#### [DATA SECTION]
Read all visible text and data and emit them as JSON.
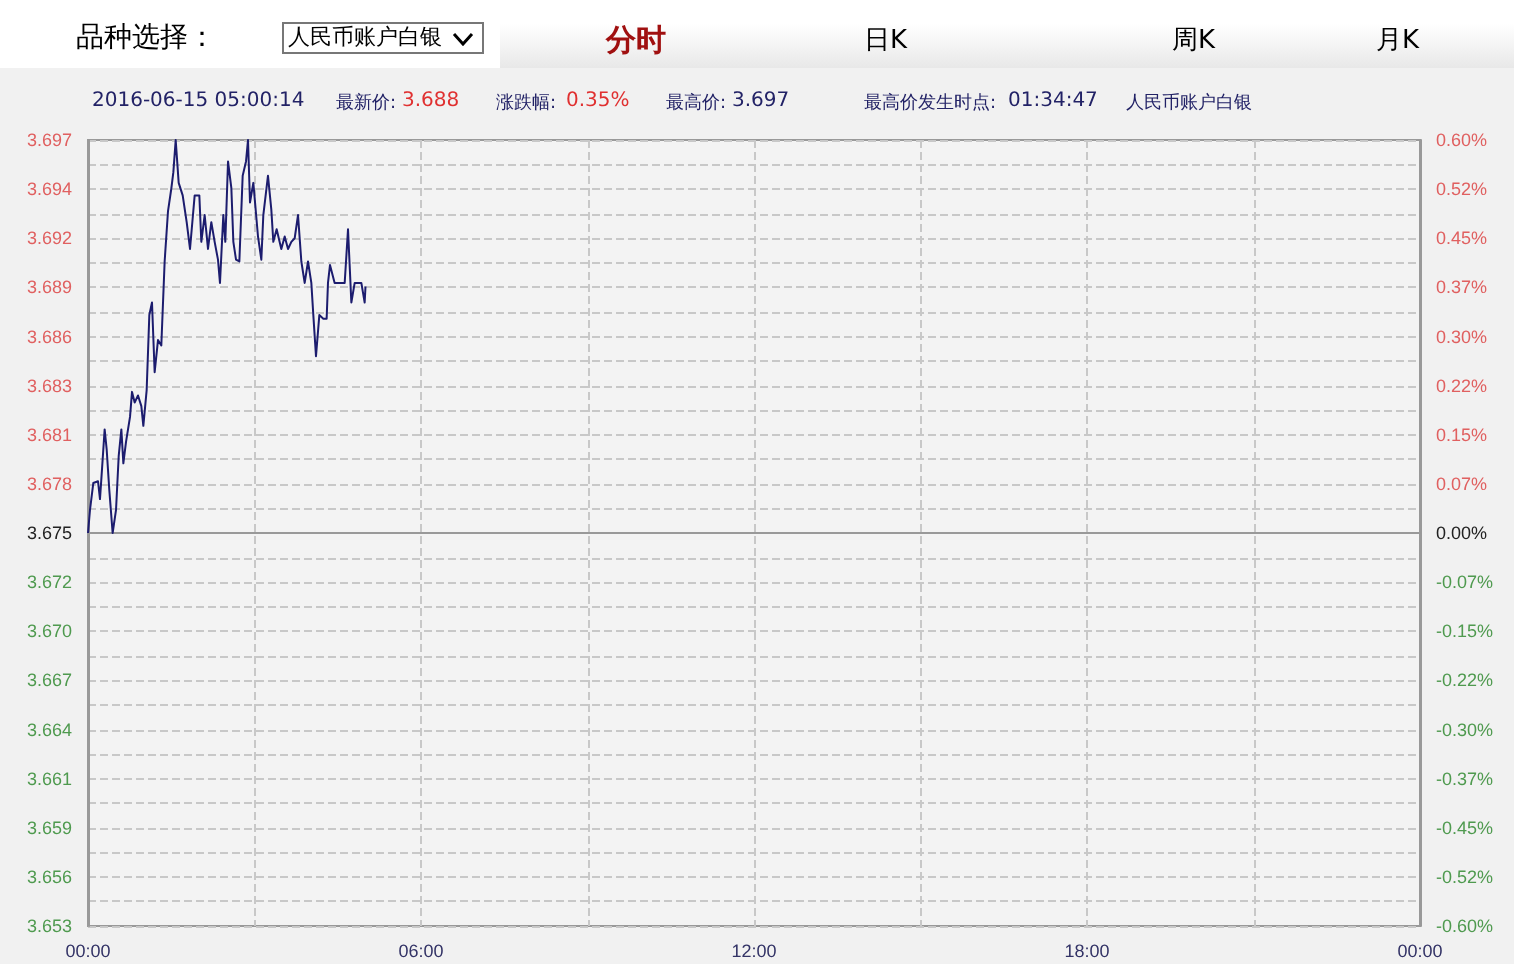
{
  "chart_data": {
    "type": "line",
    "annotations": [
      "品种选择：",
      "人民币账户白银",
      "分时",
      "日K",
      "周K",
      "月K",
      "2016-06-15 05:00:14",
      "最新价:",
      "3.688",
      "涨跌幅:",
      "0.35%",
      "最高价:",
      "3.697",
      "最高价发生时点:",
      "01:34:47",
      "人民币账户白银"
    ],
    "series": [
      {
        "color": "#1c1c6e",
        "x": [
          0,
          0.036,
          0.096,
          0.18,
          0.216,
          0.24,
          0.3,
          0.336,
          0.384,
          0.444,
          0.505,
          0.553,
          0.601,
          0.637,
          0.685,
          0.757,
          0.793,
          0.841,
          0.901,
          0.961,
          0.997,
          1.057,
          1.105,
          1.153,
          1.201,
          1.261,
          1.321,
          1.381,
          1.441,
          1.502,
          1.538,
          1.58,
          1.634,
          1.706,
          1.778,
          1.838,
          1.922,
          2.006,
          2.042,
          2.102,
          2.162,
          2.222,
          2.282,
          2.342,
          2.378,
          2.438,
          2.474,
          2.523,
          2.583,
          2.619,
          2.667,
          2.727,
          2.787,
          2.847,
          2.883,
          2.919,
          2.979,
          3.063,
          3.123,
          3.159,
          3.243,
          3.303,
          3.339,
          3.399,
          3.483,
          3.544,
          3.604,
          3.664,
          3.724,
          3.784,
          3.844,
          3.904,
          3.964,
          4.024,
          4.06,
          4.108,
          4.168,
          4.24,
          4.3,
          4.324,
          4.36,
          4.444,
          4.565,
          4.625,
          4.685,
          4.745,
          4.805,
          4.925,
          4.985,
          5.0
        ],
        "values": [
          3.675,
          3.6763,
          3.6778,
          3.6779,
          3.6769,
          3.678,
          3.6808,
          3.6797,
          3.6774,
          3.675,
          3.6763,
          3.6793,
          3.6808,
          3.6789,
          3.6801,
          3.6815,
          3.6829,
          3.6823,
          3.6827,
          3.6821,
          3.681,
          3.683,
          3.6872,
          3.6879,
          3.684,
          3.6858,
          3.6855,
          3.6902,
          3.693,
          3.6943,
          3.6952,
          3.697,
          3.6946,
          3.6939,
          3.6924,
          3.6909,
          3.6939,
          3.6939,
          3.6913,
          3.6928,
          3.6909,
          3.6924,
          3.6913,
          3.6903,
          3.689,
          3.6928,
          3.6913,
          3.6958,
          3.6943,
          3.6913,
          3.6903,
          3.6902,
          3.695,
          3.6958,
          3.697,
          3.6935,
          3.6946,
          3.6916,
          3.6903,
          3.6928,
          3.695,
          3.6931,
          3.6913,
          3.692,
          3.6909,
          3.6916,
          3.6909,
          3.6913,
          3.6915,
          3.6928,
          3.6902,
          3.689,
          3.6902,
          3.689,
          3.6872,
          3.6849,
          3.6872,
          3.687,
          3.687,
          3.689,
          3.69,
          3.689,
          3.689,
          3.689,
          3.692,
          3.6879,
          3.689,
          3.689,
          3.6879,
          3.6888
        ]
      }
    ],
    "xlim": [
      0,
      24
    ],
    "xticks": [
      {
        "value": 0,
        "label": "00:00"
      },
      {
        "value": 3,
        "label": null
      },
      {
        "value": 6,
        "label": "06:00"
      },
      {
        "value": 9,
        "label": null
      },
      {
        "value": 12,
        "label": "12:00"
      },
      {
        "value": 15,
        "label": null
      },
      {
        "value": 18,
        "label": "18:00"
      },
      {
        "value": 21,
        "label": null
      },
      {
        "value": 24,
        "label": "00:00"
      }
    ],
    "ylim": [
      3.653,
      3.697
    ],
    "yticks": [
      {
        "value": 3.653,
        "label": "3.653"
      },
      {
        "value": 3.654375,
        "label": null
      },
      {
        "value": 3.65575,
        "label": "3.656"
      },
      {
        "value": 3.657125,
        "label": null
      },
      {
        "value": 3.6585,
        "label": "3.659"
      },
      {
        "value": 3.659875,
        "label": null
      },
      {
        "value": 3.66125,
        "label": "3.661"
      },
      {
        "value": 3.662625,
        "label": null
      },
      {
        "value": 3.664,
        "label": "3.664"
      },
      {
        "value": 3.665375,
        "label": null
      },
      {
        "value": 3.66675,
        "label": "3.667"
      },
      {
        "value": 3.668125,
        "label": null
      },
      {
        "value": 3.6695,
        "label": "3.670"
      },
      {
        "value": 3.670875,
        "label": null
      },
      {
        "value": 3.67225,
        "label": "3.672"
      },
      {
        "value": 3.673625,
        "label": null
      },
      {
        "value": 3.675,
        "label": "3.675"
      },
      {
        "value": 3.676375,
        "label": null
      },
      {
        "value": 3.67775,
        "label": "3.678"
      },
      {
        "value": 3.679125,
        "label": null
      },
      {
        "value": 3.6805,
        "label": "3.681"
      },
      {
        "value": 3.681875,
        "label": null
      },
      {
        "value": 3.68325,
        "label": "3.683"
      },
      {
        "value": 3.684625,
        "label": null
      },
      {
        "value": 3.686,
        "label": "3.686"
      },
      {
        "value": 3.687375,
        "label": null
      },
      {
        "value": 3.68875,
        "label": "3.689"
      },
      {
        "value": 3.690125,
        "label": null
      },
      {
        "value": 3.6915,
        "label": "3.692"
      },
      {
        "value": 3.692875,
        "label": null
      },
      {
        "value": 3.69425,
        "label": "3.694"
      },
      {
        "value": 3.695625,
        "label": null
      },
      {
        "value": 3.697,
        "label": "3.697"
      }
    ],
    "y2lim": [
      -0.6,
      0.6
    ],
    "y2ticks": [
      {
        "value": -0.6,
        "label": "-0.60%"
      },
      {
        "value": -0.525,
        "label": "-0.52%"
      },
      {
        "value": -0.45,
        "label": "-0.45%"
      },
      {
        "value": -0.375,
        "label": "-0.37%"
      },
      {
        "value": -0.3,
        "label": "-0.30%"
      },
      {
        "value": -0.225,
        "label": "-0.22%"
      },
      {
        "value": -0.15,
        "label": "-0.15%"
      },
      {
        "value": -0.075,
        "label": "-0.07%"
      },
      {
        "value": 0,
        "label": "0.00%"
      },
      {
        "value": 0.075,
        "label": "0.07%"
      },
      {
        "value": 0.15,
        "label": "0.15%"
      },
      {
        "value": 0.225,
        "label": "0.22%"
      },
      {
        "value": 0.3,
        "label": "0.30%"
      },
      {
        "value": 0.375,
        "label": "0.37%"
      },
      {
        "value": 0.45,
        "label": "0.45%"
      },
      {
        "value": 0.525,
        "label": "0.52%"
      },
      {
        "value": 0.6,
        "label": "0.60%"
      }
    ],
    "grid": true,
    "marker": "none",
    "line_style": "solid"
  }
}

#### [EXERCISE PROMPT]
Your task is to retype all the entries exactly and leave out any pictures.

#### [TASK RESPONSE]
Read all visible text and data and emit them as JSON.
{
  "chart_data": {
    "type": "line",
    "annotations": [
      "品种选择：",
      "人民币账户白银",
      "分时",
      "日K",
      "周K",
      "月K",
      "2016-06-15 05:00:14",
      "最新价:",
      "3.688",
      "涨跌幅:",
      "0.35%",
      "最高价:",
      "3.697",
      "最高价发生时点:",
      "01:34:47",
      "人民币账户白银"
    ],
    "series": [
      {
        "color": "#1c1c6e",
        "x": [
          0,
          0.036,
          0.096,
          0.18,
          0.216,
          0.24,
          0.3,
          0.336,
          0.384,
          0.444,
          0.505,
          0.553,
          0.601,
          0.637,
          0.685,
          0.757,
          0.793,
          0.841,
          0.901,
          0.961,
          0.997,
          1.057,
          1.105,
          1.153,
          1.201,
          1.261,
          1.321,
          1.381,
          1.441,
          1.502,
          1.538,
          1.58,
          1.634,
          1.706,
          1.778,
          1.838,
          1.922,
          2.006,
          2.042,
          2.102,
          2.162,
          2.222,
          2.282,
          2.342,
          2.378,
          2.438,
          2.474,
          2.523,
          2.583,
          2.619,
          2.667,
          2.727,
          2.787,
          2.847,
          2.883,
          2.919,
          2.979,
          3.063,
          3.123,
          3.159,
          3.243,
          3.303,
          3.339,
          3.399,
          3.483,
          3.544,
          3.604,
          3.664,
          3.724,
          3.784,
          3.844,
          3.904,
          3.964,
          4.024,
          4.06,
          4.108,
          4.168,
          4.24,
          4.3,
          4.324,
          4.36,
          4.444,
          4.565,
          4.625,
          4.685,
          4.745,
          4.805,
          4.925,
          4.985,
          5.0
        ],
        "values": [
          3.675,
          3.6763,
          3.6778,
          3.6779,
          3.6769,
          3.678,
          3.6808,
          3.6797,
          3.6774,
          3.675,
          3.6763,
          3.6793,
          3.6808,
          3.6789,
          3.6801,
          3.6815,
          3.6829,
          3.6823,
          3.6827,
          3.6821,
          3.681,
          3.683,
          3.6872,
          3.6879,
          3.684,
          3.6858,
          3.6855,
          3.6902,
          3.693,
          3.6943,
          3.6952,
          3.697,
          3.6946,
          3.6939,
          3.6924,
          3.6909,
          3.6939,
          3.6939,
          3.6913,
          3.6928,
          3.6909,
          3.6924,
          3.6913,
          3.6903,
          3.689,
          3.6928,
          3.6913,
          3.6958,
          3.6943,
          3.6913,
          3.6903,
          3.6902,
          3.695,
          3.6958,
          3.697,
          3.6935,
          3.6946,
          3.6916,
          3.6903,
          3.6928,
          3.695,
          3.6931,
          3.6913,
          3.692,
          3.6909,
          3.6916,
          3.6909,
          3.6913,
          3.6915,
          3.6928,
          3.6902,
          3.689,
          3.6902,
          3.689,
          3.6872,
          3.6849,
          3.6872,
          3.687,
          3.687,
          3.689,
          3.69,
          3.689,
          3.689,
          3.689,
          3.692,
          3.6879,
          3.689,
          3.689,
          3.6879,
          3.6888
        ]
      }
    ],
    "xlim": [
      0,
      24
    ],
    "xticks": [
      {
        "value": 0,
        "label": "00:00"
      },
      {
        "value": 3,
        "label": null
      },
      {
        "value": 6,
        "label": "06:00"
      },
      {
        "value": 9,
        "label": null
      },
      {
        "value": 12,
        "label": "12:00"
      },
      {
        "value": 15,
        "label": null
      },
      {
        "value": 18,
        "label": "18:00"
      },
      {
        "value": 21,
        "label": null
      },
      {
        "value": 24,
        "label": "00:00"
      }
    ],
    "ylim": [
      3.653,
      3.697
    ],
    "yticks": [
      {
        "value": 3.653,
        "label": "3.653"
      },
      {
        "value": 3.654375,
        "label": null
      },
      {
        "value": 3.65575,
        "label": "3.656"
      },
      {
        "value": 3.657125,
        "label": null
      },
      {
        "value": 3.6585,
        "label": "3.659"
      },
      {
        "value": 3.659875,
        "label": null
      },
      {
        "value": 3.66125,
        "label": "3.661"
      },
      {
        "value": 3.662625,
        "label": null
      },
      {
        "value": 3.664,
        "label": "3.664"
      },
      {
        "value": 3.665375,
        "label": null
      },
      {
        "value": 3.66675,
        "label": "3.667"
      },
      {
        "value": 3.668125,
        "label": null
      },
      {
        "value": 3.6695,
        "label": "3.670"
      },
      {
        "value": 3.670875,
        "label": null
      },
      {
        "value": 3.67225,
        "label": "3.672"
      },
      {
        "value": 3.673625,
        "label": null
      },
      {
        "value": 3.675,
        "label": "3.675"
      },
      {
        "value": 3.676375,
        "label": null
      },
      {
        "value": 3.67775,
        "label": "3.678"
      },
      {
        "value": 3.679125,
        "label": null
      },
      {
        "value": 3.6805,
        "label": "3.681"
      },
      {
        "value": 3.681875,
        "label": null
      },
      {
        "value": 3.68325,
        "label": "3.683"
      },
      {
        "value": 3.684625,
        "label": null
      },
      {
        "value": 3.686,
        "label": "3.686"
      },
      {
        "value": 3.687375,
        "label": null
      },
      {
        "value": 3.68875,
        "label": "3.689"
      },
      {
        "value": 3.690125,
        "label": null
      },
      {
        "value": 3.6915,
        "label": "3.692"
      },
      {
        "value": 3.692875,
        "label": null
      },
      {
        "value": 3.69425,
        "label": "3.694"
      },
      {
        "value": 3.695625,
        "label": null
      },
      {
        "value": 3.697,
        "label": "3.697"
      }
    ],
    "y2lim": [
      -0.6,
      0.6
    ],
    "y2ticks": [
      {
        "value": -0.6,
        "label": "-0.60%"
      },
      {
        "value": -0.525,
        "label": "-0.52%"
      },
      {
        "value": -0.45,
        "label": "-0.45%"
      },
      {
        "value": -0.375,
        "label": "-0.37%"
      },
      {
        "value": -0.3,
        "label": "-0.30%"
      },
      {
        "value": -0.225,
        "label": "-0.22%"
      },
      {
        "value": -0.15,
        "label": "-0.15%"
      },
      {
        "value": -0.075,
        "label": "-0.07%"
      },
      {
        "value": 0,
        "label": "0.00%"
      },
      {
        "value": 0.075,
        "label": "0.07%"
      },
      {
        "value": 0.15,
        "label": "0.15%"
      },
      {
        "value": 0.225,
        "label": "0.22%"
      },
      {
        "value": 0.3,
        "label": "0.30%"
      },
      {
        "value": 0.375,
        "label": "0.37%"
      },
      {
        "value": 0.45,
        "label": "0.45%"
      },
      {
        "value": 0.525,
        "label": "0.52%"
      },
      {
        "value": 0.6,
        "label": "0.60%"
      }
    ],
    "grid": true,
    "marker": "none",
    "line_style": "solid"
  }
}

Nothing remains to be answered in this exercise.